__WHAT YOU SHOULD DO__. Retype all material exactly. Pictures stay out of the copy.

__AVAILABLE RECORDS__.
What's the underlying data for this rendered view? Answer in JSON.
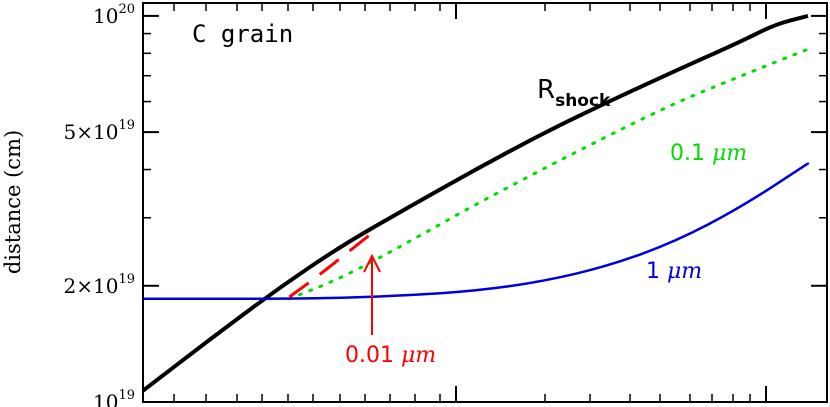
{
  "chart_data": {
    "type": "line",
    "title": "C grain",
    "xlabel": "",
    "ylabel": "distance (cm)",
    "y_scale": "log",
    "ylim": [
      1e+19,
      1.08e+20
    ],
    "xlim": [
      0,
      1
    ],
    "y_ticks": [
      {
        "value": 1e+19,
        "mantissa": "",
        "base": "10",
        "exp": "19"
      },
      {
        "value": 2e+19,
        "mantissa": "2×",
        "base": "10",
        "exp": "19"
      },
      {
        "value": 5e+19,
        "mantissa": "5×",
        "base": "10",
        "exp": "19"
      },
      {
        "value": 1e+20,
        "mantissa": "",
        "base": "10",
        "exp": "20"
      }
    ],
    "grid": false,
    "series": [
      {
        "name": "R",
        "name_sub": "shock",
        "color": "#000000",
        "style": "solid",
        "x": [
          0.0,
          0.1,
          0.2,
          0.3,
          0.4,
          0.5,
          0.6,
          0.7,
          0.8,
          0.9,
          0.95,
          1.0
        ],
        "y": [
          1.07e+19,
          1.45e+19,
          1.95e+19,
          2.55e+19,
          3.2e+19,
          4e+19,
          4.95e+19,
          6e+19,
          7.2e+19,
          8.6e+19,
          9.5e+19,
          1e+20
        ]
      },
      {
        "name": "0.1",
        "name_unit": "μm",
        "color": "#00dd00",
        "style": "dotted",
        "x": [
          0.22,
          0.3,
          0.4,
          0.5,
          0.6,
          0.7,
          0.8,
          0.9,
          1.0
        ],
        "y": [
          1.85e+19,
          2.1e+19,
          2.6e+19,
          3.25e+19,
          4e+19,
          4.9e+19,
          5.95e+19,
          7e+19,
          8.2e+19
        ]
      },
      {
        "name": "1",
        "name_unit": "μm",
        "color": "#0000dd",
        "style": "solid",
        "x": [
          0.0,
          0.1,
          0.2,
          0.3,
          0.4,
          0.5,
          0.6,
          0.7,
          0.8,
          0.9,
          1.0
        ],
        "y": [
          1.85e+19,
          1.85e+19,
          1.85e+19,
          1.86e+19,
          1.89e+19,
          1.94e+19,
          2.05e+19,
          2.25e+19,
          2.6e+19,
          3.2e+19,
          4.15e+19
        ]
      },
      {
        "name": "0.01",
        "name_unit": "μm",
        "color": "#ff0000",
        "style": "dashed",
        "x": [
          0.22,
          0.26,
          0.3,
          0.34
        ],
        "y": [
          1.87e+19,
          2.1e+19,
          2.38e+19,
          2.7e+19
        ]
      }
    ]
  }
}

__EXERCISE OUTPUT__.
What's the underlying data for this rendered view? Answer in JSON.
{
  "chart_data": {
    "type": "line",
    "title": "C grain",
    "xlabel": "",
    "ylabel": "distance (cm)",
    "y_scale": "log",
    "ylim": [
      1e+19,
      1.08e+20
    ],
    "xlim": [
      0,
      1
    ],
    "y_ticks": [
      {
        "value": 1e+19,
        "mantissa": "",
        "base": "10",
        "exp": "19"
      },
      {
        "value": 2e+19,
        "mantissa": "2×",
        "base": "10",
        "exp": "19"
      },
      {
        "value": 5e+19,
        "mantissa": "5×",
        "base": "10",
        "exp": "19"
      },
      {
        "value": 1e+20,
        "mantissa": "",
        "base": "10",
        "exp": "20"
      }
    ],
    "grid": false,
    "series": [
      {
        "name": "R",
        "name_sub": "shock",
        "color": "#000000",
        "style": "solid",
        "x": [
          0.0,
          0.1,
          0.2,
          0.3,
          0.4,
          0.5,
          0.6,
          0.7,
          0.8,
          0.9,
          0.95,
          1.0
        ],
        "y": [
          1.07e+19,
          1.45e+19,
          1.95e+19,
          2.55e+19,
          3.2e+19,
          4e+19,
          4.95e+19,
          6e+19,
          7.2e+19,
          8.6e+19,
          9.5e+19,
          1e+20
        ]
      },
      {
        "name": "0.1",
        "name_unit": "μm",
        "color": "#00dd00",
        "style": "dotted",
        "x": [
          0.22,
          0.3,
          0.4,
          0.5,
          0.6,
          0.7,
          0.8,
          0.9,
          1.0
        ],
        "y": [
          1.85e+19,
          2.1e+19,
          2.6e+19,
          3.25e+19,
          4e+19,
          4.9e+19,
          5.95e+19,
          7e+19,
          8.2e+19
        ]
      },
      {
        "name": "1",
        "name_unit": "μm",
        "color": "#0000dd",
        "style": "solid",
        "x": [
          0.0,
          0.1,
          0.2,
          0.3,
          0.4,
          0.5,
          0.6,
          0.7,
          0.8,
          0.9,
          1.0
        ],
        "y": [
          1.85e+19,
          1.85e+19,
          1.85e+19,
          1.86e+19,
          1.89e+19,
          1.94e+19,
          2.05e+19,
          2.25e+19,
          2.6e+19,
          3.2e+19,
          4.15e+19
        ]
      },
      {
        "name": "0.01",
        "name_unit": "μm",
        "color": "#ff0000",
        "style": "dashed",
        "x": [
          0.22,
          0.26,
          0.3,
          0.34
        ],
        "y": [
          1.87e+19,
          2.1e+19,
          2.38e+19,
          2.7e+19
        ]
      }
    ]
  }
}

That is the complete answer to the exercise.